Stated exercise
Transcribe every entry word for word, leaving out all images.

Raw data
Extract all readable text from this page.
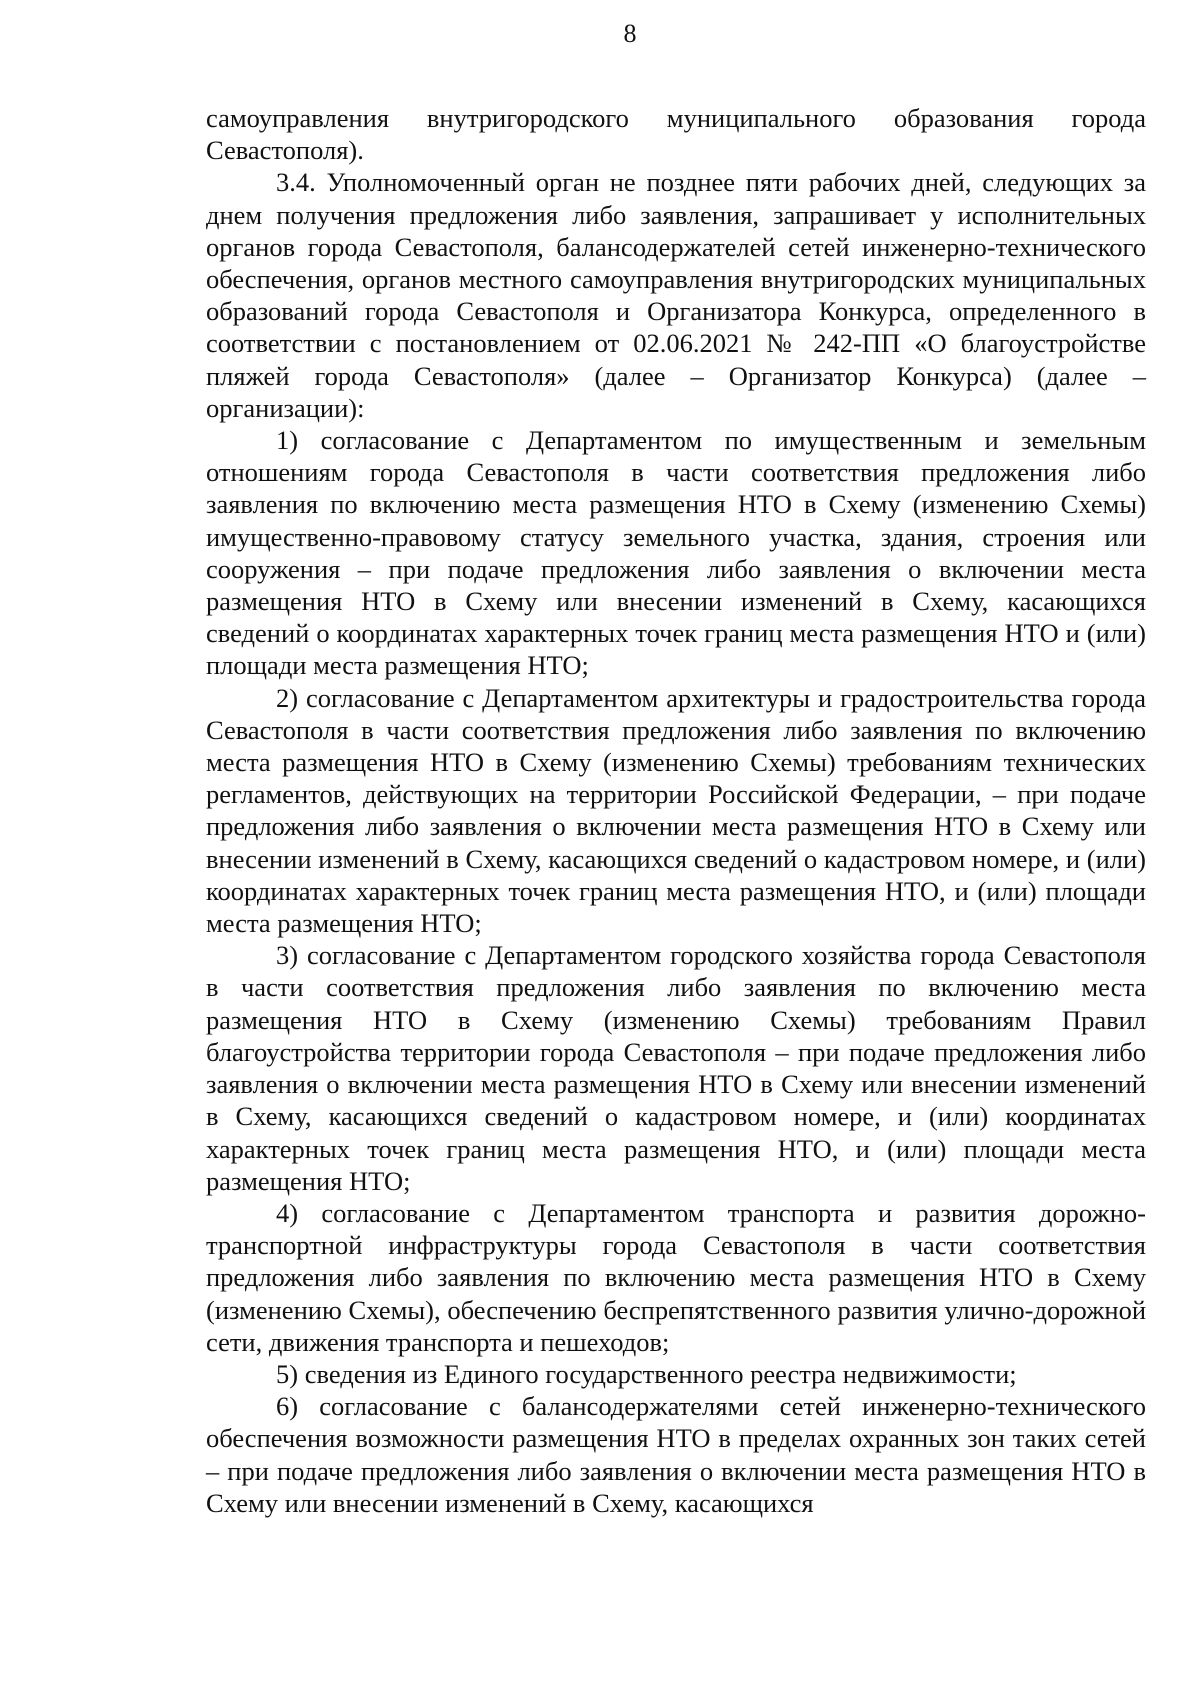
8

самоуправления внутригородского муниципального образования города Севастополя).

3.4. Уполномоченный орган не позднее пяти рабочих дней, следующих за днем получения предложения либо заявления, запрашивает у исполнительных органов города Севастополя, балансодержателей сетей инженерно-технического обеспечения, органов местного самоуправления внутригородских муниципальных образований города Севастополя и Организатора Конкурса, определенного в соответствии с постановлением от 02.06.2021 № 242-ПП «О благоустройстве пляжей города Севастополя» (далее – Организатор Конкурса) (далее – организации):

1) согласование с Департаментом по имущественным и земельным отношениям города Севастополя в части соответствия предложения либо заявления по включению места размещения НТО в Схему (изменению Схемы) имущественно-правовому статусу земельного участка, здания, строения или сооружения – при подаче предложения либо заявления о включении места размещения НТО в Схему или внесении изменений в Схему, касающихся сведений о координатах характерных точек границ места размещения НТО и (или) площади места размещения НТО;

2) согласование с Департаментом архитектуры и градостроительства города Севастополя в части соответствия предложения либо заявления по включению места размещения НТО в Схему (изменению Схемы) требованиям технических регламентов, действующих на территории Российской Федерации, – при подаче предложения либо заявления о включении места размещения НТО в Схему или внесении изменений в Схему, касающихся сведений о кадастровом номере, и (или) координатах характерных точек границ места размещения НТО, и (или) площади места размещения НТО;

3) согласование с Департаментом городского хозяйства города Севастополя в части соответствия предложения либо заявления по включению места размещения НТО в Схему (изменению Схемы) требованиям Правил благоустройства территории города Севастополя – при подаче предложения либо заявления о включении места размещения НТО в Схему или внесении изменений в Схему, касающихся сведений о кадастровом номере, и (или) координатах характерных точек границ места размещения НТО, и (или) площади места размещения НТО;

4) согласование с Департаментом транспорта и развития дорожно-транспортной инфраструктуры города Севастополя в части соответствия предложения либо заявления по включению места размещения НТО в Схему (изменению Схемы), обеспечению беспрепятственного развития улично-дорожной сети, движения транспорта и пешеходов;

5) сведения из Единого государственного реестра недвижимости;

6) согласование с балансодержателями сетей инженерно-технического обеспечения возможности размещения НТО в пределах охранных зон таких сетей – при подаче предложения либо заявления о включении места размещения НТО в Схему или внесении изменений в Схему, касающихся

Correct answer
Extract all readable text from this page.
8

самоуправления внутригородского муниципального образования города Севастополя).

3.4. Уполномоченный орган не позднее пяти рабочих дней, следующих за днем получения предложения либо заявления, запрашивает у исполнительных органов города Севастополя, балансодержателей сетей инженерно-технического обеспечения, органов местного самоуправления внутригородских муниципальных образований города Севастополя и Организатора Конкурса, определенного в соответствии с постановлением от 02.06.2021 № 242-ПП «О благоустройстве пляжей города Севастополя» (далее – Организатор Конкурса) (далее – организации):

1) согласование с Департаментом по имущественным и земельным отношениям города Севастополя в части соответствия предложения либо заявления по включению места размещения НТО в Схему (изменению Схемы) имущественно-правовому статусу земельного участка, здания, строения или сооружения – при подаче предложения либо заявления о включении места размещения НТО в Схему или внесении изменений в Схему, касающихся сведений о координатах характерных точек границ места размещения НТО и (или) площади места размещения НТО;

2) согласование с Департаментом архитектуры и градостроительства города Севастополя в части соответствия предложения либо заявления по включению места размещения НТО в Схему (изменению Схемы) требованиям технических регламентов, действующих на территории Российской Федерации, – при подаче предложения либо заявления о включении места размещения НТО в Схему или внесении изменений в Схему, касающихся сведений о кадастровом номере, и (или) координатах характерных точек границ места размещения НТО, и (или) площади места размещения НТО;

3) согласование с Департаментом городского хозяйства города Севастополя в части соответствия предложения либо заявления по включению места размещения НТО в Схему (изменению Схемы) требованиям Правил благоустройства территории города Севастополя – при подаче предложения либо заявления о включении места размещения НТО в Схему или внесении изменений в Схему, касающихся сведений о кадастровом номере, и (или) координатах характерных точек границ места размещения НТО, и (или) площади места размещения НТО;

4) согласование с Департаментом транспорта и развития дорожно-транспортной инфраструктуры города Севастополя в части соответствия предложения либо заявления по включению места размещения НТО в Схему (изменению Схемы), обеспечению беспрепятственного развития улично-дорожной сети, движения транспорта и пешеходов;

5) сведения из Единого государственного реестра недвижимости;

6) согласование с балансодержателями сетей инженерно-технического обеспечения возможности размещения НТО в пределах охранных зон таких сетей – при подаче предложения либо заявления о включении места размещения НТО в Схему или внесении изменений в Схему, касающихся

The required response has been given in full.